Records that describe figures
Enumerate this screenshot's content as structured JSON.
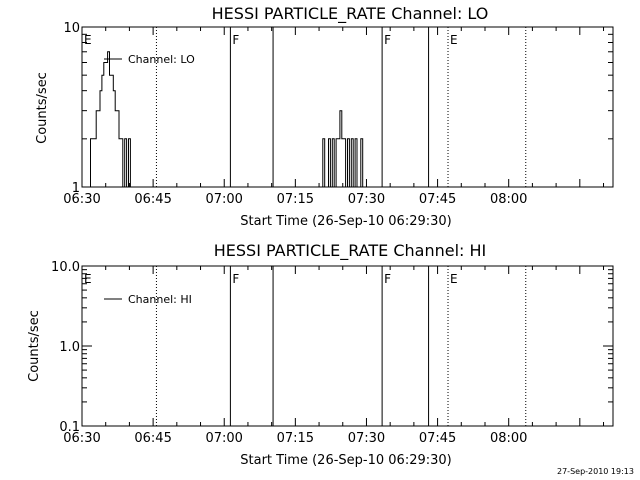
{
  "chart_data": [
    {
      "type": "line",
      "title": "HESSI PARTICLE_RATE Channel: LO",
      "xlabel": "Start Time (26-Sep-10 06:29:30)",
      "ylabel": "Counts/sec",
      "x_unit": "minutes after 06:30",
      "xlim": [
        0,
        112
      ],
      "ylim": [
        1,
        10
      ],
      "yscale": "log",
      "x_ticks": [
        "06:30",
        "06:45",
        "07:00",
        "07:15",
        "07:30",
        "07:45",
        "08:00"
      ],
      "y_ticks": [
        "1",
        "10"
      ],
      "legend": [
        "Channel: LO"
      ],
      "legend_position": "top-left",
      "event_lines": [
        {
          "x": 15.7,
          "style": "dotted",
          "label": ""
        },
        {
          "x": 31.3,
          "style": "solid",
          "label": "F"
        },
        {
          "x": 40.3,
          "style": "solid",
          "label": ""
        },
        {
          "x": 63.3,
          "style": "solid",
          "label": "F"
        },
        {
          "x": 73.1,
          "style": "solid",
          "label": ""
        },
        {
          "x": 77.2,
          "style": "dotted",
          "label": "E"
        },
        {
          "x": 93.6,
          "style": "dotted",
          "label": ""
        },
        {
          "x": 0.0,
          "style": "none",
          "label": "E"
        }
      ],
      "series": [
        {
          "name": "Channel: LO",
          "segments": [
            {
              "x": [
                1.6,
                2.0,
                2.4,
                2.8,
                3.2,
                3.6,
                4.0,
                4.4,
                4.8,
                5.2,
                5.6,
                6.0,
                6.4,
                6.8,
                7.2,
                7.6,
                8.0,
                8.4,
                8.8,
                9.2,
                9.6,
                10.0,
                10.4
              ],
              "y": [
                1,
                2,
                2,
                2,
                3,
                3,
                4,
                5,
                6,
                6,
                7,
                5,
                5,
                4,
                3,
                3,
                2,
                2,
                1,
                2,
                1,
                2,
                1
              ]
            },
            {
              "x": [
                50.6,
                51.0,
                51.4,
                51.8,
                52.2,
                52.6,
                53.0,
                53.4,
                53.8,
                54.2,
                54.6,
                55.0,
                55.4,
                55.8,
                56.2,
                56.6,
                57.0,
                57.4,
                57.8,
                58.2,
                58.6,
                59.0,
                59.4
              ],
              "y": [
                1,
                2,
                1,
                1,
                2,
                1,
                2,
                1,
                2,
                2,
                3,
                2,
                2,
                1,
                2,
                1,
                2,
                1,
                2,
                1,
                1,
                2,
                1
              ]
            }
          ]
        }
      ]
    },
    {
      "type": "line",
      "title": "HESSI PARTICLE_RATE Channel: HI",
      "xlabel": "Start Time (26-Sep-10 06:29:30)",
      "ylabel": "Counts/sec",
      "x_unit": "minutes after 06:30",
      "xlim": [
        0,
        112
      ],
      "ylim": [
        0.1,
        10
      ],
      "yscale": "log",
      "x_ticks": [
        "06:30",
        "06:45",
        "07:00",
        "07:15",
        "07:30",
        "07:45",
        "08:00"
      ],
      "y_ticks": [
        "0.1",
        "1.0",
        "10.0"
      ],
      "legend": [
        "Channel: HI"
      ],
      "legend_position": "top-left",
      "event_lines": [
        {
          "x": 15.7,
          "style": "dotted",
          "label": ""
        },
        {
          "x": 31.3,
          "style": "solid",
          "label": "F"
        },
        {
          "x": 40.3,
          "style": "solid",
          "label": ""
        },
        {
          "x": 63.3,
          "style": "solid",
          "label": "F"
        },
        {
          "x": 73.1,
          "style": "solid",
          "label": ""
        },
        {
          "x": 77.2,
          "style": "dotted",
          "label": "E"
        },
        {
          "x": 93.6,
          "style": "dotted",
          "label": ""
        },
        {
          "x": 0.0,
          "style": "none",
          "label": "E"
        }
      ],
      "series": [
        {
          "name": "Channel: HI",
          "segments": []
        }
      ]
    }
  ],
  "footer": {
    "timestamp": "27-Sep-2010 19:13"
  }
}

- **Work instructions**
Review the material and copy each line in which the word "Channel" appears.

- **Answer for this exercise**
      "title": "HESSI PARTICLE_RATE Channel: LO",
        "Channel: LO"
          "name": "Channel: LO",
      "title": "HESSI PARTICLE_RATE Channel: HI",
        "Channel: HI"
          "name": "Channel: HI",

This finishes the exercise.